-- begin Task input --
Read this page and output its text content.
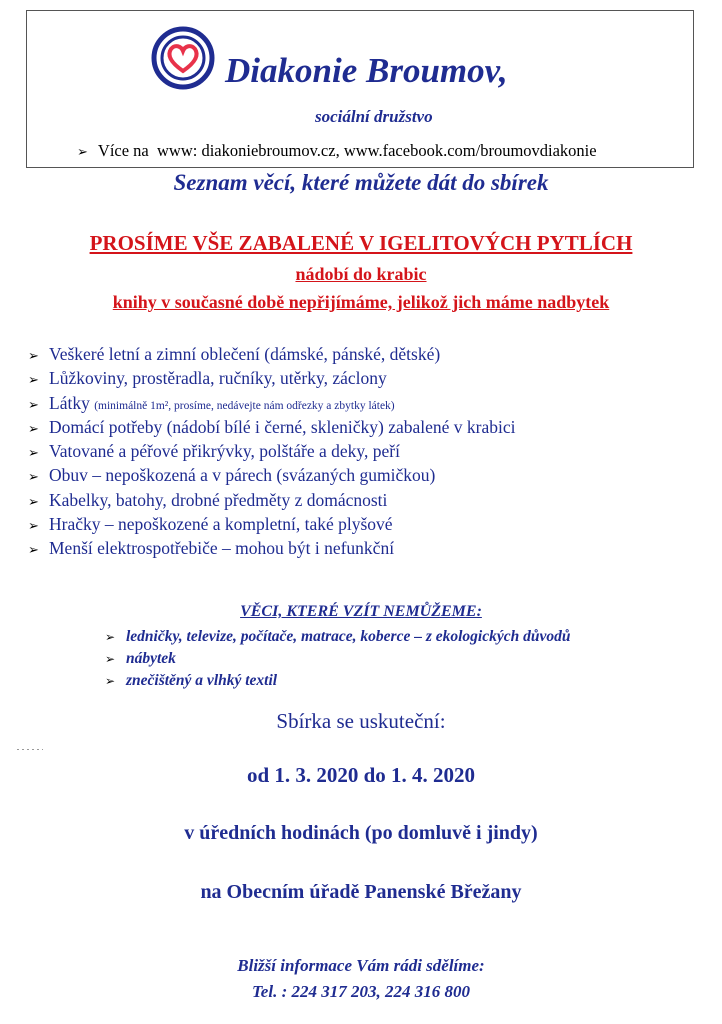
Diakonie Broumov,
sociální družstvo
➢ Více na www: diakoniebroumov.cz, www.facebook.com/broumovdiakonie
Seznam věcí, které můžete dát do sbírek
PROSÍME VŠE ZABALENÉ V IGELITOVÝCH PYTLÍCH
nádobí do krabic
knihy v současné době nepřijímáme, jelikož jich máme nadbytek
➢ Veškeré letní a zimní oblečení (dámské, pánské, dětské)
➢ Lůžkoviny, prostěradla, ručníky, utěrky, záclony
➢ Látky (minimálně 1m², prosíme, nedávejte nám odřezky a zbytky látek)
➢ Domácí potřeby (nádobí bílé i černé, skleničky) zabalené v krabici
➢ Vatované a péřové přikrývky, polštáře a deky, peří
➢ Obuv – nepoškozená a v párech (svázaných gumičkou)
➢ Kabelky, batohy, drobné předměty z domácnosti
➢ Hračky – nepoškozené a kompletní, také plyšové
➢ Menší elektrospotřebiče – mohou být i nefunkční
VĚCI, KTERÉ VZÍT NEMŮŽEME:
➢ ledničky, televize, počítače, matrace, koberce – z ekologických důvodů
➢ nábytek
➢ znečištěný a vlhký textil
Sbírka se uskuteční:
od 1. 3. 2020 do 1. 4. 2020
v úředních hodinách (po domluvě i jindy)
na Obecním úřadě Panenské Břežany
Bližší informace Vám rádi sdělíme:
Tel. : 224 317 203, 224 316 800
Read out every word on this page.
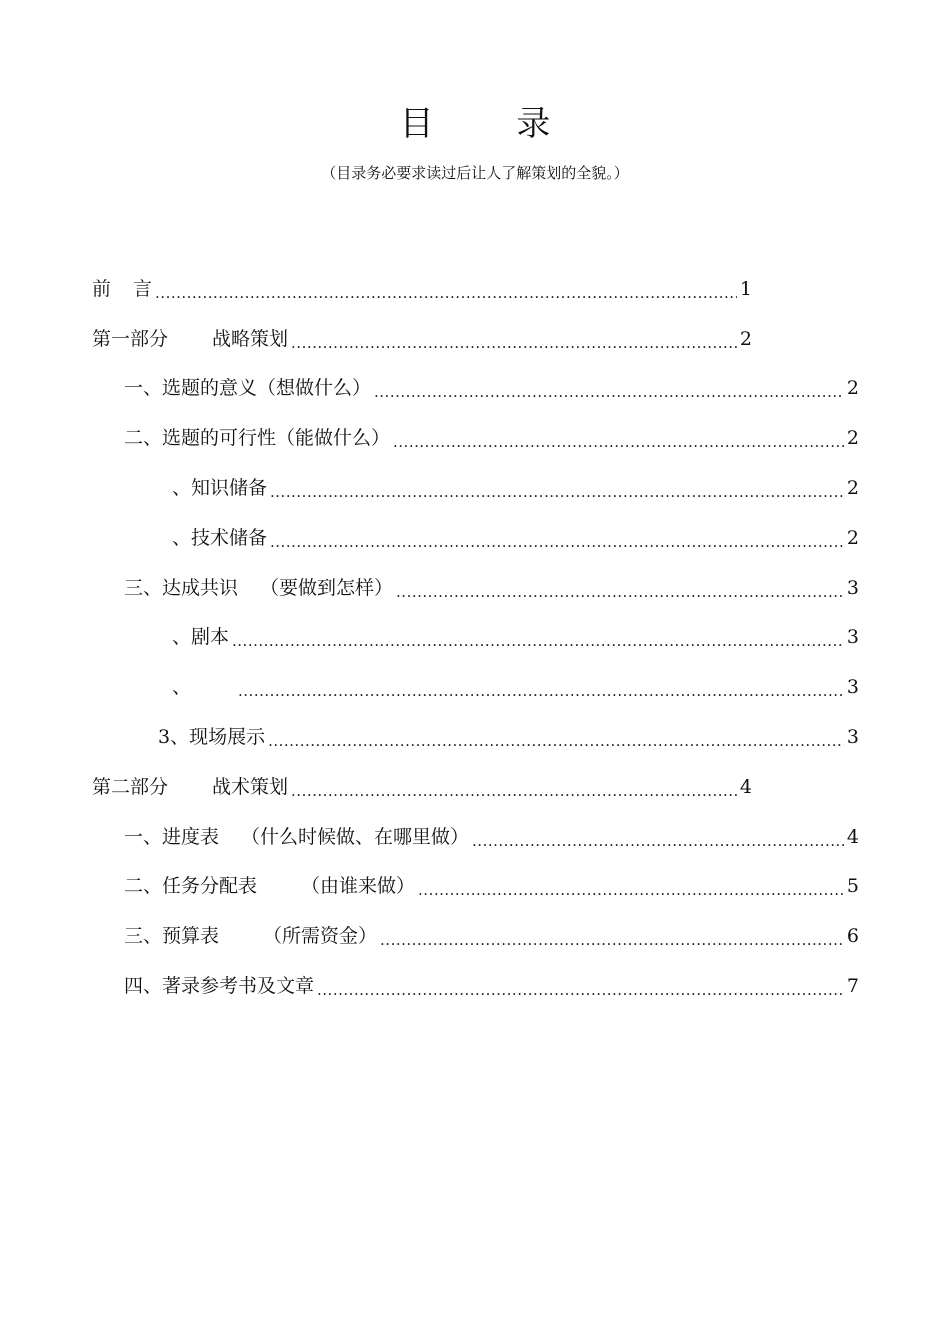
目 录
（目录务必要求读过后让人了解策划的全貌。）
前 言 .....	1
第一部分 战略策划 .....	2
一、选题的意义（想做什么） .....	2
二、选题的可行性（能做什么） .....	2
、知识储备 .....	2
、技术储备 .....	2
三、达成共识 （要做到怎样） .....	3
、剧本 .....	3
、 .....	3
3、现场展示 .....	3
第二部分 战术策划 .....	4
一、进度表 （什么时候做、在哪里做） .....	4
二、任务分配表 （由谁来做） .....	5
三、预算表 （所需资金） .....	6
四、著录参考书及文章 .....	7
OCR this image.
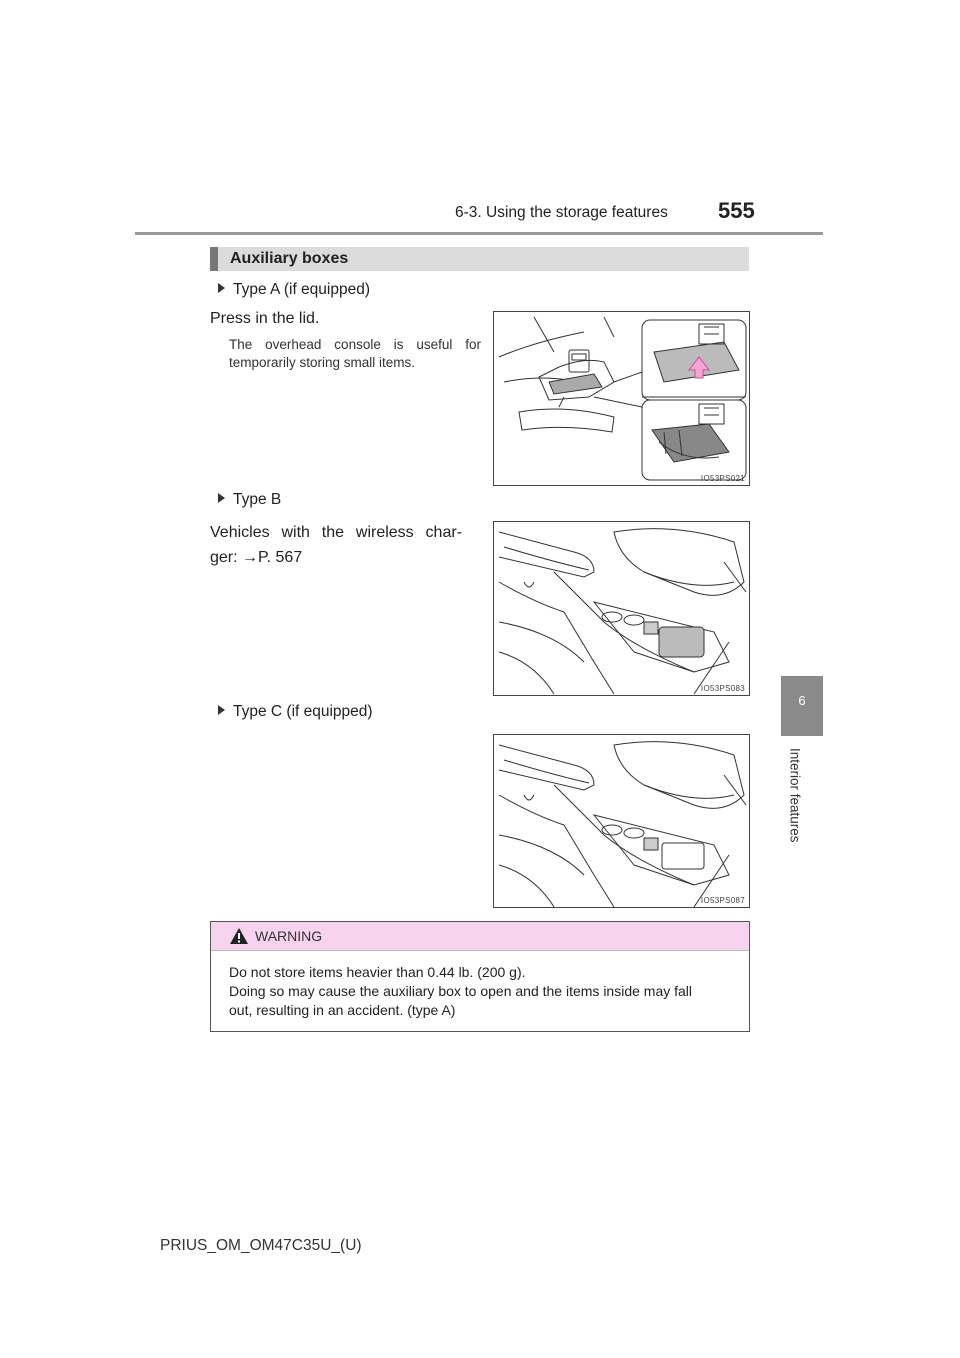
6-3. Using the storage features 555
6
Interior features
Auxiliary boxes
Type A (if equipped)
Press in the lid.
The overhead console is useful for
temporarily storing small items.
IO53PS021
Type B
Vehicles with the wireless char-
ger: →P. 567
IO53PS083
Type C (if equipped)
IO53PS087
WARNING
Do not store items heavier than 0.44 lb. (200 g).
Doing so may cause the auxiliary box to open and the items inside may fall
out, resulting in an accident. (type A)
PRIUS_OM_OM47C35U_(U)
-- end Task input --
_Task statement:_
The records above must be transcribed exactly. Pictures are left out of the copy.

_Answer to this exercise:_
Read this page and output its text content.
Diakonie Broumov,
sociální družstvo
➢ Více na www: diakoniebroumov.cz, www.facebook.com/broumovdiakonie
Seznam věcí, které můžete dát do sbírek
PROSÍME VŠE ZABALENÉ V IGELITOVÝCH PYTLÍCH
nádobí do krabic
knihy v současné době nepřijímáme, jelikož jich máme nadbytek
➢ Veškeré letní a zimní oblečení (dámské, pánské, dětské)
➢ Lůžkoviny, prostěradla, ručníky, utěrky, záclony
➢ Látky (minimálně 1m², prosíme, nedávejte nám odřezky a zbytky látek)
➢ Domácí potřeby (nádobí bílé i černé, skleničky) zabalené v krabici
➢ Vatované a péřové přikrývky, polštáře a deky, peří
➢ Obuv – nepoškozená a v párech (svázaných gumičkou)
➢ Kabelky, batohy, drobné předměty z domácnosti
➢ Hračky – nepoškozené a kompletní, také plyšové
➢ Menší elektrospotřebiče – mohou být i nefunkční
VĚCI, KTERÉ VZÍT NEMŮŽEME:
➢ ledničky, televize, počítače, matrace, koberce – z ekologických důvodů
➢ nábytek
➢ znečištěný a vlhký textil
Sbírka se uskuteční:
od 1. 3. 2020 do 1. 4. 2020
v úředních hodinách (po domluvě i jindy)
na Obecním úřadě Panenské Břežany
Bližší informace Vám rádi sdělíme:
Tel. : 224 317 203, 224 316 800
Read out every word on this page.
目 录
（目录务必要求读过后让人了解策划的全貌。）
前 言 .....	1
第一部分 战略策划 .....	2
一、选题的意义（想做什么） .....	2
二、选题的可行性（能做什么） .....	2
、知识储备 .....	2
、技术储备 .....	2
三、达成共识 （要做到怎样） .....	3
、剧本 .....	3
、 .....	3
3、现场展示 .....	3
第二部分 战术策划 .....	4
一、进度表 （什么时候做、在哪里做） .....	4
二、任务分配表 （由谁来做） .....	5
三、预算表 （所需资金） .....	6
四、著录参考书及文章 .....	7
OCR this image.
6-3. Using the storage features 555
6
Interior features
Auxiliary boxes
Type A (if equipped)
Press in the lid.
The overhead console is useful for
temporarily storing small items.
IO53PS021
Type B
Vehicles with the wireless char-
ger: →P. 567
IO53PS083
Type C (if equipped)
IO53PS087
WARNING
Do not store items heavier than 0.44 lb. (200 g).
Doing so may cause the auxiliary box to open and the items inside may fall
out, resulting in an accident. (type A)
PRIUS_OM_OM47C35U_(U)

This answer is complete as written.